• Given task:
The records that follow should be retyped word for word.

• Excerpted records:
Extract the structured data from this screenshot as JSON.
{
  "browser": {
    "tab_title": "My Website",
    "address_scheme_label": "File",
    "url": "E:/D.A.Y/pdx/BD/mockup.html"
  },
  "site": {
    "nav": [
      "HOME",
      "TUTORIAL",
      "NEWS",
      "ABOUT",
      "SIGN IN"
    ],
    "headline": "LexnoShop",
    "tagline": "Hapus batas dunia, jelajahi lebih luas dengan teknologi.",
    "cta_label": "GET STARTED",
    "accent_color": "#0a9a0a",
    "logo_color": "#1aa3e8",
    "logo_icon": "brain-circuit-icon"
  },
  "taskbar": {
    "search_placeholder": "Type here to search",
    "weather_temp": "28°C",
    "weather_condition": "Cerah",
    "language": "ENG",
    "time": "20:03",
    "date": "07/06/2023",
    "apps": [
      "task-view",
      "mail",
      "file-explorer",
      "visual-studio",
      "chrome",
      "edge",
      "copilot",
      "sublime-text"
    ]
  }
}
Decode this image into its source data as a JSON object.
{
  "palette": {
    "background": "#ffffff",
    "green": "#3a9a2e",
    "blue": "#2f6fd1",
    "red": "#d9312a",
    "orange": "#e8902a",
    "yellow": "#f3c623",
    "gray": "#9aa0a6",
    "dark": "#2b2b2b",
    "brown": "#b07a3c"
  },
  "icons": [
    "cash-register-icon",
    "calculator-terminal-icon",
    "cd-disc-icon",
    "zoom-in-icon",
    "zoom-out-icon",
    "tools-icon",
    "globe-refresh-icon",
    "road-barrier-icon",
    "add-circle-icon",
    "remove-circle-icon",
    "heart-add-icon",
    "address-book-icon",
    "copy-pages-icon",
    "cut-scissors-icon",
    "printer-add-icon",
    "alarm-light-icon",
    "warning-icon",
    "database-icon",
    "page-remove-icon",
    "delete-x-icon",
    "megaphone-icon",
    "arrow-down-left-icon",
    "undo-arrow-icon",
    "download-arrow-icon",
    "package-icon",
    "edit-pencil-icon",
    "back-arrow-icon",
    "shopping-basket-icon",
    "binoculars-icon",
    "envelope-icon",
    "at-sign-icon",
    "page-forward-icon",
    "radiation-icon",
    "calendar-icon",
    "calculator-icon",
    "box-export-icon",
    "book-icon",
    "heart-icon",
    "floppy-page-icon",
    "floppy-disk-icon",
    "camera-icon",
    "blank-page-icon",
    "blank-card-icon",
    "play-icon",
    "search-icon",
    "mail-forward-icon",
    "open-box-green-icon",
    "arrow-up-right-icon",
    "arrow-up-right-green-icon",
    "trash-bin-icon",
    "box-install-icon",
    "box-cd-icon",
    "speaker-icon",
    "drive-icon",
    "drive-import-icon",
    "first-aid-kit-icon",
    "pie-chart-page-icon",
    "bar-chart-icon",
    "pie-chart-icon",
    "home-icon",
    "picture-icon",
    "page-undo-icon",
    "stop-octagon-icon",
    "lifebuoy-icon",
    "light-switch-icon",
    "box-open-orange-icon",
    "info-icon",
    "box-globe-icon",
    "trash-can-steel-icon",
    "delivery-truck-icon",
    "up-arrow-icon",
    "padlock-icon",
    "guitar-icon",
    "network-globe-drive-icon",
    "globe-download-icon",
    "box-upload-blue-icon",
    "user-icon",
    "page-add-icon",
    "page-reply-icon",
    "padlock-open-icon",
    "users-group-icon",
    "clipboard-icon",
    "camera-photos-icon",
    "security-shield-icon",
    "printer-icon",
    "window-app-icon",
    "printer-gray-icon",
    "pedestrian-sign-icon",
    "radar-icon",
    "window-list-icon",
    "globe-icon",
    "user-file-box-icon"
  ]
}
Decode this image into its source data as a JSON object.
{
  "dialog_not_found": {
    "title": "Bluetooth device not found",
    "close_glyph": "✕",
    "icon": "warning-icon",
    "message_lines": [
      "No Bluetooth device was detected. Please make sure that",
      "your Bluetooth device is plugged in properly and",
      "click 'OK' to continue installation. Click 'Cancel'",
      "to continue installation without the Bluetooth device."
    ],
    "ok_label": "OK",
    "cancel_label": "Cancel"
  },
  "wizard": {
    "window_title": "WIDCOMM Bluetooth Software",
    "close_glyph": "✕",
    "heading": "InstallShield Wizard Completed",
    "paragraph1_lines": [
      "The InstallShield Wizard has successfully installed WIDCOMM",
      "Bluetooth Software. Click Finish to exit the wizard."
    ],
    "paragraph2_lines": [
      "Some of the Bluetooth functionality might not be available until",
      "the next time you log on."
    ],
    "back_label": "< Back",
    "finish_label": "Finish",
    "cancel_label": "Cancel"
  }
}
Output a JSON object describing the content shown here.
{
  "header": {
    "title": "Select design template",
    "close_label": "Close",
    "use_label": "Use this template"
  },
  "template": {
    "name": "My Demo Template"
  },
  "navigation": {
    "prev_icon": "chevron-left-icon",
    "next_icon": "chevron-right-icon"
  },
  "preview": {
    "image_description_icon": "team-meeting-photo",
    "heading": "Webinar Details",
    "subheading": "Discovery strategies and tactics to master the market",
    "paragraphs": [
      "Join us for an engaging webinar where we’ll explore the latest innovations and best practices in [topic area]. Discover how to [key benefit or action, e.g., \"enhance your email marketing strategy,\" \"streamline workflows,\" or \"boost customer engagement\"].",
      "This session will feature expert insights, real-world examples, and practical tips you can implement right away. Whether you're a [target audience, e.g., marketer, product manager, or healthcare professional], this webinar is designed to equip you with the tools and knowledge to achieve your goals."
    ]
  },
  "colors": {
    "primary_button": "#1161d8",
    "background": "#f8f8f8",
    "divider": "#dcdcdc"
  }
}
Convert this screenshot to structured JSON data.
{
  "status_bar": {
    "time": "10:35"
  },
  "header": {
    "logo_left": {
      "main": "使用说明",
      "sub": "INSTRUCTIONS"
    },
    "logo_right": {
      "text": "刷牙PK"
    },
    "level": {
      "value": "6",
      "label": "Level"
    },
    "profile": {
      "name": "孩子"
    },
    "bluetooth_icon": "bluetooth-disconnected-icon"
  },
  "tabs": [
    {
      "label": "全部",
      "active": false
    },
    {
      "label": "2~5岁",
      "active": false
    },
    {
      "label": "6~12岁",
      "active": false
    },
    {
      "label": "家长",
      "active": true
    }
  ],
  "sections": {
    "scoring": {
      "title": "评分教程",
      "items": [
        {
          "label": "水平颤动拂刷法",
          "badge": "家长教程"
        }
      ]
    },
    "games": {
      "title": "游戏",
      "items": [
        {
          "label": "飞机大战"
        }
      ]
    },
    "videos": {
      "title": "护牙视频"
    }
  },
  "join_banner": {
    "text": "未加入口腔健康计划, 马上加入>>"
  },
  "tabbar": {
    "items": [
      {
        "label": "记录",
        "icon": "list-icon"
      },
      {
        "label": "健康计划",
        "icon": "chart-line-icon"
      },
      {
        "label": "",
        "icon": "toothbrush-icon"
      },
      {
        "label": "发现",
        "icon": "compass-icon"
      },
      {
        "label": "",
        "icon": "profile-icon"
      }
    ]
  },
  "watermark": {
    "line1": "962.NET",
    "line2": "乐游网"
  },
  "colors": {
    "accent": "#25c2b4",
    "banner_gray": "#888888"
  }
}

• Solution below:
Extract the structured data from this screenshot as JSON.
{
  "browser": {
    "tab_title": "My Website",
    "address_scheme_label": "File",
    "url": "E:/D.A.Y/pdx/BD/mockup.html"
  },
  "site": {
    "nav": [
      "HOME",
      "TUTORIAL",
      "NEWS",
      "ABOUT",
      "SIGN IN"
    ],
    "headline": "LexnoShop",
    "tagline": "Hapus batas dunia, jelajahi lebih luas dengan teknologi.",
    "cta_label": "GET STARTED",
    "accent_color": "#0a9a0a",
    "logo_color": "#1aa3e8",
    "logo_icon": "brain-circuit-icon"
  },
  "taskbar": {
    "search_placeholder": "Type here to search",
    "weather_temp": "28°C",
    "weather_condition": "Cerah",
    "language": "ENG",
    "time": "20:03",
    "date": "07/06/2023",
    "apps": [
      "task-view",
      "mail",
      "file-explorer",
      "visual-studio",
      "chrome",
      "edge",
      "copilot",
      "sublime-text"
    ]
  }
}
Decode this image into its source data as a JSON object.
{
  "palette": {
    "background": "#ffffff",
    "green": "#3a9a2e",
    "blue": "#2f6fd1",
    "red": "#d9312a",
    "orange": "#e8902a",
    "yellow": "#f3c623",
    "gray": "#9aa0a6",
    "dark": "#2b2b2b",
    "brown": "#b07a3c"
  },
  "icons": [
    "cash-register-icon",
    "calculator-terminal-icon",
    "cd-disc-icon",
    "zoom-in-icon",
    "zoom-out-icon",
    "tools-icon",
    "globe-refresh-icon",
    "road-barrier-icon",
    "add-circle-icon",
    "remove-circle-icon",
    "heart-add-icon",
    "address-book-icon",
    "copy-pages-icon",
    "cut-scissors-icon",
    "printer-add-icon",
    "alarm-light-icon",
    "warning-icon",
    "database-icon",
    "page-remove-icon",
    "delete-x-icon",
    "megaphone-icon",
    "arrow-down-left-icon",
    "undo-arrow-icon",
    "download-arrow-icon",
    "package-icon",
    "edit-pencil-icon",
    "back-arrow-icon",
    "shopping-basket-icon",
    "binoculars-icon",
    "envelope-icon",
    "at-sign-icon",
    "page-forward-icon",
    "radiation-icon",
    "calendar-icon",
    "calculator-icon",
    "box-export-icon",
    "book-icon",
    "heart-icon",
    "floppy-page-icon",
    "floppy-disk-icon",
    "camera-icon",
    "blank-page-icon",
    "blank-card-icon",
    "play-icon",
    "search-icon",
    "mail-forward-icon",
    "open-box-green-icon",
    "arrow-up-right-icon",
    "arrow-up-right-green-icon",
    "trash-bin-icon",
    "box-install-icon",
    "box-cd-icon",
    "speaker-icon",
    "drive-icon",
    "drive-import-icon",
    "first-aid-kit-icon",
    "pie-chart-page-icon",
    "bar-chart-icon",
    "pie-chart-icon",
    "home-icon",
    "picture-icon",
    "page-undo-icon",
    "stop-octagon-icon",
    "lifebuoy-icon",
    "light-switch-icon",
    "box-open-orange-icon",
    "info-icon",
    "box-globe-icon",
    "trash-can-steel-icon",
    "delivery-truck-icon",
    "up-arrow-icon",
    "padlock-icon",
    "guitar-icon",
    "network-globe-drive-icon",
    "globe-download-icon",
    "box-upload-blue-icon",
    "user-icon",
    "page-add-icon",
    "page-reply-icon",
    "padlock-open-icon",
    "users-group-icon",
    "clipboard-icon",
    "camera-photos-icon",
    "security-shield-icon",
    "printer-icon",
    "window-app-icon",
    "printer-gray-icon",
    "pedestrian-sign-icon",
    "radar-icon",
    "window-list-icon",
    "globe-icon",
    "user-file-box-icon"
  ]
}
Decode this image into its source data as a JSON object.
{
  "dialog_not_found": {
    "title": "Bluetooth device not found",
    "close_glyph": "✕",
    "icon": "warning-icon",
    "message_lines": [
      "No Bluetooth device was detected. Please make sure that",
      "your Bluetooth device is plugged in properly and",
      "click 'OK' to continue installation. Click 'Cancel'",
      "to continue installation without the Bluetooth device."
    ],
    "ok_label": "OK",
    "cancel_label": "Cancel"
  },
  "wizard": {
    "window_title": "WIDCOMM Bluetooth Software",
    "close_glyph": "✕",
    "heading": "InstallShield Wizard Completed",
    "paragraph1_lines": [
      "The InstallShield Wizard has successfully installed WIDCOMM",
      "Bluetooth Software. Click Finish to exit the wizard."
    ],
    "paragraph2_lines": [
      "Some of the Bluetooth functionality might not be available until",
      "the next time you log on."
    ],
    "back_label": "< Back",
    "finish_label": "Finish",
    "cancel_label": "Cancel"
  }
}
Output a JSON object describing the content shown here.
{
  "header": {
    "title": "Select design template",
    "close_label": "Close",
    "use_label": "Use this template"
  },
  "template": {
    "name": "My Demo Template"
  },
  "navigation": {
    "prev_icon": "chevron-left-icon",
    "next_icon": "chevron-right-icon"
  },
  "preview": {
    "image_description_icon": "team-meeting-photo",
    "heading": "Webinar Details",
    "subheading": "Discovery strategies and tactics to master the market",
    "paragraphs": [
      "Join us for an engaging webinar where we’ll explore the latest innovations and best practices in [topic area]. Discover how to [key benefit or action, e.g., \"enhance your email marketing strategy,\" \"streamline workflows,\" or \"boost customer engagement\"].",
      "This session will feature expert insights, real-world examples, and practical tips you can implement right away. Whether you're a [target audience, e.g., marketer, product manager, or healthcare professional], this webinar is designed to equip you with the tools and knowledge to achieve your goals."
    ]
  },
  "colors": {
    "primary_button": "#1161d8",
    "background": "#f8f8f8",
    "divider": "#dcdcdc"
  }
}
Convert this screenshot to structured JSON data.
{
  "status_bar": {
    "time": "10:35"
  },
  "header": {
    "logo_left": {
      "main": "使用说明",
      "sub": "INSTRUCTIONS"
    },
    "logo_right": {
      "text": "刷牙PK"
    },
    "level": {
      "value": "6",
      "label": "Level"
    },
    "profile": {
      "name": "孩子"
    },
    "bluetooth_icon": "bluetooth-disconnected-icon"
  },
  "tabs": [
    {
      "label": "全部",
      "active": false
    },
    {
      "label": "2~5岁",
      "active": false
    },
    {
      "label": "6~12岁",
      "active": false
    },
    {
      "label": "家长",
      "active": true
    }
  ],
  "sections": {
    "scoring": {
      "title": "评分教程",
      "items": [
        {
          "label": "水平颤动拂刷法",
          "badge": "家长教程"
        }
      ]
    },
    "games": {
      "title": "游戏",
      "items": [
        {
          "label": "飞机大战"
        }
      ]
    },
    "videos": {
      "title": "护牙视频"
    }
  },
  "join_banner": {
    "text": "未加入口腔健康计划, 马上加入>>"
  },
  "tabbar": {
    "items": [
      {
        "label": "记录",
        "icon": "list-icon"
      },
      {
        "label": "健康计划",
        "icon": "chart-line-icon"
      },
      {
        "label": "",
        "icon": "toothbrush-icon"
      },
      {
        "label": "发现",
        "icon": "compass-icon"
      },
      {
        "label": "",
        "icon": "profile-icon"
      }
    ]
  },
  "watermark": {
    "line1": "962.NET",
    "line2": "乐游网"
  },
  "colors": {
    "accent": "#25c2b4",
    "banner_gray": "#888888"
  }
}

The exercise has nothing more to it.